- **Required task**
Reproduce, word for word, the stretch of the rotating-tube homework post from "Particle moving inside" through "Newtons second law.".

- **Passage provided**
Particle moving inside a rotating hollow tube

[zeralda21]

Homework Statement

The hollow tube is pivoted about a horizontal axis through point O and is made to rotate in the vertical plane with a constant counterclockwise angular velocity θ'=3rad/s. If a 0.1-kg-particle is sliding in the tube toward O with a velocity of 1.2 m/s relative to the tube when the position θ=30 degrees is passed, calculate the magnitude N of the normal force exerted by the wall of the tube on the particle at that instant.

Homework Equations

Newtons second law.

The Attempt at a Solution

I decided to work with polar coordinates for this problem and therefore I have drawn two unit vectors, e_(r) and e_(θ), where e_(r) is along the tube(away from O) and e_(θ) is perpendicular to e_(r).

We know that θ'=3rad/s and that v=r'=-1.2m/s since the particle is moving towards O. It follows that r''=0 since r' is constant.

I have drawn a free-body diagram and for the particle there is:

A force mgcosθ in the negative e_(θ) direction, a normal force N(Isn't there a frictional force too?But I have neglected it since no information is given about it).

Since it doesn't move in the e_(θ)-direction it means that N=mgcosθ. Now I try to use it in Newton II:

F_(r)=ma_(r)=m(r''-r(θ'^2)) but I do not know how to proceed.

Collected data
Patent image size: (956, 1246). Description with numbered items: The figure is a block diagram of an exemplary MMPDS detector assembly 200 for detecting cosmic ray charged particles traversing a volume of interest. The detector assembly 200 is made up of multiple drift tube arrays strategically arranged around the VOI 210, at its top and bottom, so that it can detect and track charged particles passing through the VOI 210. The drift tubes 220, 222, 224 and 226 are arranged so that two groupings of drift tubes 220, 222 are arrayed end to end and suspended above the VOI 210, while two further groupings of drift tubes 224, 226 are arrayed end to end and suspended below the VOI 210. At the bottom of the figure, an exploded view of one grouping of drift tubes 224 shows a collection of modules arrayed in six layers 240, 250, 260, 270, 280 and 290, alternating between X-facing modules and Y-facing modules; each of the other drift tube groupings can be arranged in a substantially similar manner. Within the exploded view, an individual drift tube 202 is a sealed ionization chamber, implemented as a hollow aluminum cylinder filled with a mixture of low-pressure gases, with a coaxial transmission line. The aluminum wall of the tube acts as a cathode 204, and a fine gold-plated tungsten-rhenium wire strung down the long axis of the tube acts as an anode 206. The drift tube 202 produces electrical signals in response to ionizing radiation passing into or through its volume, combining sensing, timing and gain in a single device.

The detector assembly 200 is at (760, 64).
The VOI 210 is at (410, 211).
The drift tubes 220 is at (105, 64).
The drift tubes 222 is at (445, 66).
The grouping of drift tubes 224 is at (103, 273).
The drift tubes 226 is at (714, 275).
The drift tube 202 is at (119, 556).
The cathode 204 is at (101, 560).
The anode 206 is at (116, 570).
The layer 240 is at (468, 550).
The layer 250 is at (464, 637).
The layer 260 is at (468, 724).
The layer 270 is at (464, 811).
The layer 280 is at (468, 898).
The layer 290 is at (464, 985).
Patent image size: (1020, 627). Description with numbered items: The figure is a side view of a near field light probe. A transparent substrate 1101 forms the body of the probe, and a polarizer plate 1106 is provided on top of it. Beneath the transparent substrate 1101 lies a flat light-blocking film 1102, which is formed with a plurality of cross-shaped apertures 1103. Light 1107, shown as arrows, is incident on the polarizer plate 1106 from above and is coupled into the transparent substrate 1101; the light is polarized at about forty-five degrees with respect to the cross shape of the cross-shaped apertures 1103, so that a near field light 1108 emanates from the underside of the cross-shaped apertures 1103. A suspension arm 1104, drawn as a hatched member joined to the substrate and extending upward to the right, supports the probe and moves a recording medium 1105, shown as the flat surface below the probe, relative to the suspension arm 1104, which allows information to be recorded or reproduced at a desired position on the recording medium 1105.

- **Result**
Particle moving inside a rotating hollow tube

[zeralda21]

Homework Statement

The hollow tube is pivoted about a horizontal axis through point O and is made to rotate in the vertical plane with a constant counterclockwise angular velocity θ'=3rad/s. If a 0.1-kg-particle is sliding in the tube toward O with a velocity of 1.2 m/s relative to the tube when the position θ=30 degrees is passed, calculate the magnitude N of the normal force exerted by the wall of the tube on the particle at that instant.

Homework Equations

Newtons second law.